* TO DO:
Go through the entries below and count the lines holding the word "document". Reply with only the number, please.

════

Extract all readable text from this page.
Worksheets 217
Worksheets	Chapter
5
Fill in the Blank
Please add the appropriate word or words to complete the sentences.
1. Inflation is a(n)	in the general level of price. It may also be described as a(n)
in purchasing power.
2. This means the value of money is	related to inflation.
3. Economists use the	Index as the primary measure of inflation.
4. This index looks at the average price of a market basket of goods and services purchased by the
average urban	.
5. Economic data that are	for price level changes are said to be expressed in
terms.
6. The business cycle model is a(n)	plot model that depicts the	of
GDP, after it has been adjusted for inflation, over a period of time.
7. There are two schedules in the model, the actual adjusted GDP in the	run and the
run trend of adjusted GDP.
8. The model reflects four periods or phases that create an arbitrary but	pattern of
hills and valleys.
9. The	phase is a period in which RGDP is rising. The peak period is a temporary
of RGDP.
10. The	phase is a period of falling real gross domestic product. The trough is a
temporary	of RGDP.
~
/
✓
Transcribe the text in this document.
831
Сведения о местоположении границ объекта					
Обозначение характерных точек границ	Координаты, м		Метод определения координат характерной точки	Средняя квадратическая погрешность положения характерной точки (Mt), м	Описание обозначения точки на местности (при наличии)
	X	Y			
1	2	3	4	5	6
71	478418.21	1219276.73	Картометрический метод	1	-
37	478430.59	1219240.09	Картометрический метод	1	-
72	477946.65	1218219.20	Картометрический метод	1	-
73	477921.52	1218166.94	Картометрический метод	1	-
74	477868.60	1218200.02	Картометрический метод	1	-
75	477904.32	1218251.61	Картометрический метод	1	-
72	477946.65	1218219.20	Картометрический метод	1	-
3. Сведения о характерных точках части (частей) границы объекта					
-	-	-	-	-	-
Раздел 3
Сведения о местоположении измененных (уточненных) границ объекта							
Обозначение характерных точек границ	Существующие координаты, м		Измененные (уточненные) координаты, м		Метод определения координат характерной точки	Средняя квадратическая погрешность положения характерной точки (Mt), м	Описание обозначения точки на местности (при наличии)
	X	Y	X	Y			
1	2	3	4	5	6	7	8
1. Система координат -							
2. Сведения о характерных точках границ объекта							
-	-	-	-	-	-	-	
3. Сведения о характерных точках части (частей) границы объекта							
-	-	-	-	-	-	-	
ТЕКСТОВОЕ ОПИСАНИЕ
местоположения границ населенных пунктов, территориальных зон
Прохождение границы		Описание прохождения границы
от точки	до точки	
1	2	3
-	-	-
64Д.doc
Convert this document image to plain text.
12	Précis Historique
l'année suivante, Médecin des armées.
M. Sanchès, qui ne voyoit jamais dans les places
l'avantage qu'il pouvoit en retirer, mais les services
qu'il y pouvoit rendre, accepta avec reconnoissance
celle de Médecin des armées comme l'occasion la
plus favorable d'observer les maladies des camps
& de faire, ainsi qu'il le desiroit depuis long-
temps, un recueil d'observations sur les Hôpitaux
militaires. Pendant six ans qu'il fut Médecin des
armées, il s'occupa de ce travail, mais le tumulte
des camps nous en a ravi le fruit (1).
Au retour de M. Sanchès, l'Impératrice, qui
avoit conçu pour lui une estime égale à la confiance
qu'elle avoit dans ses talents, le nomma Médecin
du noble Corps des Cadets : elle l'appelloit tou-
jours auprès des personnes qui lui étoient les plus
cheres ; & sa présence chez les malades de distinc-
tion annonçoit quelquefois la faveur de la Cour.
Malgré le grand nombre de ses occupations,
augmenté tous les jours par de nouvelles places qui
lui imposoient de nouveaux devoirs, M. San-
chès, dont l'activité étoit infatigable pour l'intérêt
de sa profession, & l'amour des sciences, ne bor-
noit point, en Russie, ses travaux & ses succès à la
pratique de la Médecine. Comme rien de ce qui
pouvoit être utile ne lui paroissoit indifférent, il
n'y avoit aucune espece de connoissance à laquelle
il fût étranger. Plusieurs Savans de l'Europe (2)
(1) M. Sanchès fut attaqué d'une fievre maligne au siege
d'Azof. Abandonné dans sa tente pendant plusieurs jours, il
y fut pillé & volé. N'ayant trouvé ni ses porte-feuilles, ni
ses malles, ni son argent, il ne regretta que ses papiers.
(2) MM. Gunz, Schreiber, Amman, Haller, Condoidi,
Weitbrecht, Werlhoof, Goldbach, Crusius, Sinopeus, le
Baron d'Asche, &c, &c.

════

* SOLUTION FOR THIS TASK:
2